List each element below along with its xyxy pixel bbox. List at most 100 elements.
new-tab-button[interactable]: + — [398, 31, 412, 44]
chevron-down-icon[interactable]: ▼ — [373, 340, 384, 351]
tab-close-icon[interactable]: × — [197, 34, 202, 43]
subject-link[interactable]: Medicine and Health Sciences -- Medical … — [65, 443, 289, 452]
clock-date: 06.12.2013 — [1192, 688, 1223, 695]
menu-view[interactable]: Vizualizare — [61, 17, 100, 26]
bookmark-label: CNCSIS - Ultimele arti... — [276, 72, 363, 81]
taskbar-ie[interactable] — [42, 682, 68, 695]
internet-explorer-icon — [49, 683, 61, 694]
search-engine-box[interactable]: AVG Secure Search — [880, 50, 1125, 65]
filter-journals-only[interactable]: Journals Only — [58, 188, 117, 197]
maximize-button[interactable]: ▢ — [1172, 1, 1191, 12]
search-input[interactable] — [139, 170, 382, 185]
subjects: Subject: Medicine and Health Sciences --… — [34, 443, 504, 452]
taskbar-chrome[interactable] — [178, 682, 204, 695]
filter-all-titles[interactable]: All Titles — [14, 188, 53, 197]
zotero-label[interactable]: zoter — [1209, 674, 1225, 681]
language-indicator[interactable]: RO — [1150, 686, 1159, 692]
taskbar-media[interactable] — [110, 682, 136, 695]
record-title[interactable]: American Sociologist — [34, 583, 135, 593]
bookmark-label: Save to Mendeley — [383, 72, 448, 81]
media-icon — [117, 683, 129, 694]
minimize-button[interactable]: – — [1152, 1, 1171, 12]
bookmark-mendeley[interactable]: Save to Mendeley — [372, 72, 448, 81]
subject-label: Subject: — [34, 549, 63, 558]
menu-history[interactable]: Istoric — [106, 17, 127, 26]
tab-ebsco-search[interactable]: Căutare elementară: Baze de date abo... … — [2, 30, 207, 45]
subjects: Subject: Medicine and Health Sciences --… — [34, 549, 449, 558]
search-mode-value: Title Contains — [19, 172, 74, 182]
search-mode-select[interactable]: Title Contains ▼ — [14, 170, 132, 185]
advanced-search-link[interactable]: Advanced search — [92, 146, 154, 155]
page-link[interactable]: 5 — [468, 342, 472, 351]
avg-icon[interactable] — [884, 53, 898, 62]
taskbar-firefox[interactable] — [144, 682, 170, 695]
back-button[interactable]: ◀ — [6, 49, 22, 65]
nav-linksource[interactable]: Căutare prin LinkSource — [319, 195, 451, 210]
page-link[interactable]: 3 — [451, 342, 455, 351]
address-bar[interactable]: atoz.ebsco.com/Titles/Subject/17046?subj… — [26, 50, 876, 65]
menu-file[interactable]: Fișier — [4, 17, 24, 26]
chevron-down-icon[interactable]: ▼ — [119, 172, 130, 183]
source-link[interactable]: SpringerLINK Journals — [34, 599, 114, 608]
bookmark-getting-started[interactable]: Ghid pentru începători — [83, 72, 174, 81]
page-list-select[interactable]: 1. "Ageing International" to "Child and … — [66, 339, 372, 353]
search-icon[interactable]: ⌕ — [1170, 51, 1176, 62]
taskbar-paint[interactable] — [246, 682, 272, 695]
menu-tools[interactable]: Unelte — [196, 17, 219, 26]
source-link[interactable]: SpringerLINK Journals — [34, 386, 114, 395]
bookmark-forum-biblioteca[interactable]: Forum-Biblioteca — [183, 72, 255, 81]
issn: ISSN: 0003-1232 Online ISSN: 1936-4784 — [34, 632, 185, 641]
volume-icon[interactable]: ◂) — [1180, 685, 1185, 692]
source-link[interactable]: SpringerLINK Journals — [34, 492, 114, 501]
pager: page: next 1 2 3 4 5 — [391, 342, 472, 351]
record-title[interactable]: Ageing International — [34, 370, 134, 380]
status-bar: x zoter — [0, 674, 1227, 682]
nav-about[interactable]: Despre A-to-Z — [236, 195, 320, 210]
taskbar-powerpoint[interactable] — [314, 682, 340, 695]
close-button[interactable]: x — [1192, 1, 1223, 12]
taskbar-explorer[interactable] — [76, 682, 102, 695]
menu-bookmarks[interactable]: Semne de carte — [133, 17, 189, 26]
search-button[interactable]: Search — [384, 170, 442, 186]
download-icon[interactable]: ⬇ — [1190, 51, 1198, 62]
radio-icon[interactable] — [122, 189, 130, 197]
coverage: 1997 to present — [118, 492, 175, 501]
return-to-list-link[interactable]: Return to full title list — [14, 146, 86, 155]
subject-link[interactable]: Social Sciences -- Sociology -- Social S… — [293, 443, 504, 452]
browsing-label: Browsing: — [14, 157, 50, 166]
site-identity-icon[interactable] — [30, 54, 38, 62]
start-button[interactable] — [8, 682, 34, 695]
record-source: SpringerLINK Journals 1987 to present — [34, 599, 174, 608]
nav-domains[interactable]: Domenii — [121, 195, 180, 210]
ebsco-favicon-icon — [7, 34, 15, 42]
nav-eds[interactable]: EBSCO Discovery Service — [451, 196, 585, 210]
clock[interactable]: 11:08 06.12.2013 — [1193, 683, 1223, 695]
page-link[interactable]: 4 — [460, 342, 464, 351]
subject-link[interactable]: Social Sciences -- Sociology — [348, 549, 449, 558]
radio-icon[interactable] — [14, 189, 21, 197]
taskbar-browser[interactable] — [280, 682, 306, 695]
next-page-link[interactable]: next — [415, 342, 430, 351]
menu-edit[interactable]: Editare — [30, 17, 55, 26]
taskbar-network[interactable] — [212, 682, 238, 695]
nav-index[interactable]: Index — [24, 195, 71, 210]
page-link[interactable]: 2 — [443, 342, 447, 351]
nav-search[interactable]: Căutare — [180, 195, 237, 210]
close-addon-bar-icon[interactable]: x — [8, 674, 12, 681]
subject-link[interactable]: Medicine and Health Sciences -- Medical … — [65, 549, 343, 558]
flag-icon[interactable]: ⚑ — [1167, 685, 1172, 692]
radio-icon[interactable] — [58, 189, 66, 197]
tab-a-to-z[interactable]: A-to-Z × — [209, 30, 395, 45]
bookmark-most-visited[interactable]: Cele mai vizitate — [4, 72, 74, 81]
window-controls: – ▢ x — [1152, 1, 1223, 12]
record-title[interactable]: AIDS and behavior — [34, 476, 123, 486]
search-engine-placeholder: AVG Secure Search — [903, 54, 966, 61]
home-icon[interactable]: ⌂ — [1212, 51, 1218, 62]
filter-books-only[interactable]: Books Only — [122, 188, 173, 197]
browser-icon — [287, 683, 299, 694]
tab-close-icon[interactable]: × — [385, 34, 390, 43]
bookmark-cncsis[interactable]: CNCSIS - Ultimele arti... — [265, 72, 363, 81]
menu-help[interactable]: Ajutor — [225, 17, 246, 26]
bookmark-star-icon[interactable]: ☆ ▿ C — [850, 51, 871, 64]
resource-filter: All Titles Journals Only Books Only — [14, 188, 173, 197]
━━━━━━━━━━
- WRITTEN EXERCISE: Convert every line of the records above into a Markdown table with two columns, Row and Entry: the row number in Row and the line in Entry. Skip blank lines.

- PROBLEM SOLUTION:
| Row | Entry |
|---|---|
| 1 | List each element below along with its xyxy pixel bbox. List at most 100 elements. |
| 2 | new-tab-button[interactable]: + — [398, 31, 412, 44] |
| 3 | chevron-down-icon[interactable]: ▼ — [373, 340, 384, 351] |
| 4 | tab-close-icon[interactable]: × — [197, 34, 202, 43] |
| 5 | subject-link[interactable]: Medicine and Health Sciences -- Medical … — [65, 443, 289, 452] |
| 6 | clock-date: 06.12.2013 — [1192, 688, 1223, 695] |
| 7 | menu-view[interactable]: Vizualizare — [61, 17, 100, 26] |
| 8 | bookmark-label: CNCSIS - Ultimele arti... — [276, 72, 363, 81] |
| 9 | taskbar-ie[interactable] — [42, 682, 68, 695] |
| 10 | internet-explorer-icon — [49, 683, 61, 694] |
| 11 | search-engine-box[interactable]: AVG Secure Search — [880, 50, 1125, 65] |
| 12 | filter-journals-only[interactable]: Journals Only — [58, 188, 117, 197] |
| 13 | maximize-button[interactable]: ▢ — [1172, 1, 1191, 12] |
| 14 | search-input[interactable] — [139, 170, 382, 185] |
| 15 | subjects: Subject: Medicine and Health Sciences --… — [34, 443, 504, 452] |
| 16 | taskbar-chrome[interactable] — [178, 682, 204, 695] |
| 17 | filter-all-titles[interactable]: All Titles — [14, 188, 53, 197] |
| 18 | zotero-label[interactable]: zoter — [1209, 674, 1225, 681] |
| 19 | language-indicator[interactable]: RO — [1150, 686, 1159, 692] |
| 20 | taskbar-media[interactable] — [110, 682, 136, 695] |
| 21 | record-title[interactable]: American Sociologist — [34, 583, 135, 593] |
| 22 | bookmark-label: Save to Mendeley — [383, 72, 448, 81] |
| 23 | media-icon — [117, 683, 129, 694] |
| 24 | minimize-button[interactable]: – — [1152, 1, 1171, 12] |
| 25 | bookmark-mendeley[interactable]: Save to Mendeley — [372, 72, 448, 81] |
| 26 | subject-label: Subject: — [34, 549, 63, 558] |
| 27 | menu-history[interactable]: Istoric — [106, 17, 127, 26] |
| 28 | tab-ebsco-search[interactable]: Căutare elementară: Baze de date abo... … — [2, 30, 207, 45] |
| 29 | subjects: Subject: Medicine and Health Sciences --… — [34, 549, 449, 558] |
| 30 | search-mode-value: Title Contains — [19, 172, 74, 182] |
| 31 | search-mode-select[interactable]: Title Contains ▼ — [14, 170, 132, 185] |
| 32 | advanced-search-link[interactable]: Advanced search — [92, 146, 154, 155] |
| 33 | page-link[interactable]: 5 — [468, 342, 472, 351] |
| 34 | avg-icon[interactable] — [884, 53, 898, 62] |
| 35 | taskbar-firefox[interactable] — [144, 682, 170, 695] |
| 36 | back-button[interactable]: ◀ — [6, 49, 22, 65] |
| 37 | nav-linksource[interactable]: Căutare prin LinkSource — [319, 195, 451, 210] |
| 38 | page-link[interactable]: 3 — [451, 342, 455, 351] |
| 39 | address-bar[interactable]: atoz.ebsco.com/Titles/Subject/17046?subj… — [26, 50, 876, 65] |
| 40 | menu-file[interactable]: Fișier — [4, 17, 24, 26] |
| 41 | chevron-down-icon[interactable]: ▼ — [119, 172, 130, 183] |
| 42 | source-link[interactable]: SpringerLINK Journals — [34, 599, 114, 608] |
| 43 | bookmark-getting-started[interactable]: Ghid pentru începători — [83, 72, 174, 81] |
| 44 | page-list-select[interactable]: 1. "Ageing International" to "Child and … — [66, 339, 372, 353] |
| 45 | search-icon[interactable]: ⌕ — [1170, 51, 1176, 62] |
| 46 | taskbar-paint[interactable] — [246, 682, 272, 695] |
| 47 | menu-tools[interactable]: Unelte — [196, 17, 219, 26] |
| 48 | source-link[interactable]: SpringerLINK Journals — [34, 386, 114, 395] |
| 49 | bookmark-forum-biblioteca[interactable]: Forum-Biblioteca — [183, 72, 255, 81] |
| 50 | issn: ISSN: 0003-1232 Online ISSN: 1936-4784 — [34, 632, 185, 641] |
| 51 | volume-icon[interactable]: ◂) — [1180, 685, 1185, 692] |
| 52 | source-link[interactable]: SpringerLINK Journals — [34, 492, 114, 501] |
| 53 | pager: page: next 1 2 3 4 5 — [391, 342, 472, 351] |
| 54 | record-title[interactable]: Ageing International — [34, 370, 134, 380] |
| 55 | status-bar: x zoter — [0, 674, 1227, 682] |
| 56 | nav-about[interactable]: Despre A-to-Z — [236, 195, 320, 210] |
| 57 | taskbar-powerpoint[interactable] — [314, 682, 340, 695] |
| 58 | close-button[interactable]: x — [1192, 1, 1223, 12] |
| 59 | taskbar-explorer[interactable] — [76, 682, 102, 695] |
| 60 | menu-bookmarks[interactable]: Semne de carte — [133, 17, 189, 26] |
| 61 | search-button[interactable]: Search — [384, 170, 442, 186] |
| 62 | download-icon[interactable]: ⬇ — [1190, 51, 1198, 62] |
| 63 | radio-icon[interactable] — [122, 189, 130, 197] |
| 64 | coverage: 1997 to present — [118, 492, 175, 501] |
| 65 | return-to-list-link[interactable]: Return to full title list — [14, 146, 86, 155] |
| 66 | subject-link[interactable]: Social Sciences -- Sociology -- Social S… — [293, 443, 504, 452] |
| 67 | browsing-label: Browsing: — [14, 157, 50, 166] |
| 68 | site-identity-icon[interactable] — [30, 54, 38, 62] |
| 69 | start-button[interactable] — [8, 682, 34, 695] |
| 70 | record-source: SpringerLINK Journals 1987 to present — [34, 599, 174, 608] |
| 71 | nav-domains[interactable]: Domenii — [121, 195, 180, 210] |
| 72 | ebsco-favicon-icon — [7, 34, 15, 42] |
| 73 | nav-eds[interactable]: EBSCO Discovery Service — [451, 196, 585, 210] |
| 74 | clock[interactable]: 11:08 06.12.2013 — [1193, 683, 1223, 695] |
| 75 | page-link[interactable]: 4 — [460, 342, 464, 351] |
| 76 | subject-link[interactable]: Social Sciences -- Sociology — [348, 549, 449, 558] |
| 77 | radio-icon[interactable] — [14, 189, 21, 197] |
| 78 | taskbar-browser[interactable] — [280, 682, 306, 695] |
| 79 | next-page-link[interactable]: next — [415, 342, 430, 351] |
| 80 | menu-edit[interactable]: Editare — [30, 17, 55, 26] |
| 81 | taskbar-network[interactable] — [212, 682, 238, 695] |
| 82 | nav-index[interactable]: Index — [24, 195, 71, 210] |
| 83 | page-link[interactable]: 2 — [443, 342, 447, 351] |
| 84 | nav-search[interactable]: Căutare — [180, 195, 237, 210] |
| 85 | close-addon-bar-icon[interactable]: x — [8, 674, 12, 681] |
| 86 | subject-link[interactable]: Medicine and Health Sciences -- Medical … — [65, 549, 343, 558] |
| 87 | flag-icon[interactable]: ⚑ — [1167, 685, 1172, 692] |
| 88 | radio-icon[interactable] — [58, 189, 66, 197] |
| 89 | tab-a-to-z[interactable]: A-to-Z × — [209, 30, 395, 45] |
| 90 | bookmark-most-visited[interactable]: Cele mai vizitate — [4, 72, 74, 81] |
| 91 | window-controls: – ▢ x — [1152, 1, 1223, 12] |
| 92 | record-title[interactable]: AIDS and behavior — [34, 476, 123, 486] |
| 93 | search-engine-placeholder: AVG Secure Search — [903, 54, 966, 61] |
| 94 | home-icon[interactable]: ⌂ — [1212, 51, 1218, 62] |
| 95 | filter-books-only[interactable]: Books Only — [122, 188, 173, 197] |
| 96 | browser-icon — [287, 683, 299, 694] |
| 97 | tab-close-icon[interactable]: × — [385, 34, 390, 43] |
| 98 | bookmark-cncsis[interactable]: CNCSIS - Ultimele arti... — [265, 72, 363, 81] |
| 99 | menu-help[interactable]: Ajutor — [225, 17, 246, 26] |
| 100 | bookmark-star-icon[interactable]: ☆ ▿ C — [850, 51, 871, 64] |
| 101 | resource-filter: All Titles Journals Only Books Only — [14, 188, 173, 197] |